# SET PROBLEM
Please answer these questions from the Swiss business news article:
1. How many days was Moritz Suter in the job before he resigned?
2. By what percentage did Serono's net profits rise last year?
3. How many jobs does Zurich Financial Services plan to cut at its Zurich headquarters?

# PASSAGE

>> Start

Moritz Suter's sudden departure on Wednesday was followed by the resignation of the entire board

(Keystone)

The SAirGroup, which controls Swissair and Crossair, once more dominated the headlines this week, following the resignation of the board on Friday and the head of its airline division, Moritz Suter, after only 44 days in the job.

Shortly after the Zurich stock market closed on Friday, SAirGroup announced its board would be stepping down in two phases over the next year.

Five board members will leave next month - and the rest, with one exception, will make way for replacements in one year's time. The company said it was part of a change of direction and a review of its alliances.

The announcement capped two months of turbulence which have seen the Swissair chief executive and the group's head of its French airline division, leaving the company. On Wednesday, in a further blow to the group, Moritz Suter - who was brought in just six weeks ago - also announced his resignation as head of the group's airline division.

Suter said he was going because he felt unable to reorganise the aviation unit within the SAirGroup's management structure.

In other news, Swiss business shrugged off voters' rejection last Sunday of an initiative calling for immediate membership talks with the European Union. The consensus among business pundits was that the outcome would not have an adverse effect on the country's economy.

On the results front, good news came from Europe's biggest biotechnology group, the Swiss-based Serono. It revealed on Tuesday that it net profits had risen 64.2 per cent last year to $301 million (SFr498 million), exceeding analysts' expectations.

News of job losses came from the Swiss insurance to banking concern, Zurich Financial Services. It announced late Tuesday that it planned to shed 230 jobs at its Zurich headquarters over the next two years and reduce the number of full-time positions from 1,110 to 500.

>> End

# INFORMATION SHOWN

>> Start

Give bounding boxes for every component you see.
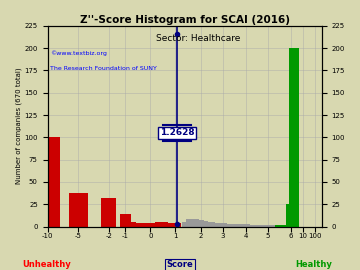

>> End

# PROBLEM SOLUTION
1. 44 days
2. 64.2 percent
3. 230 jobs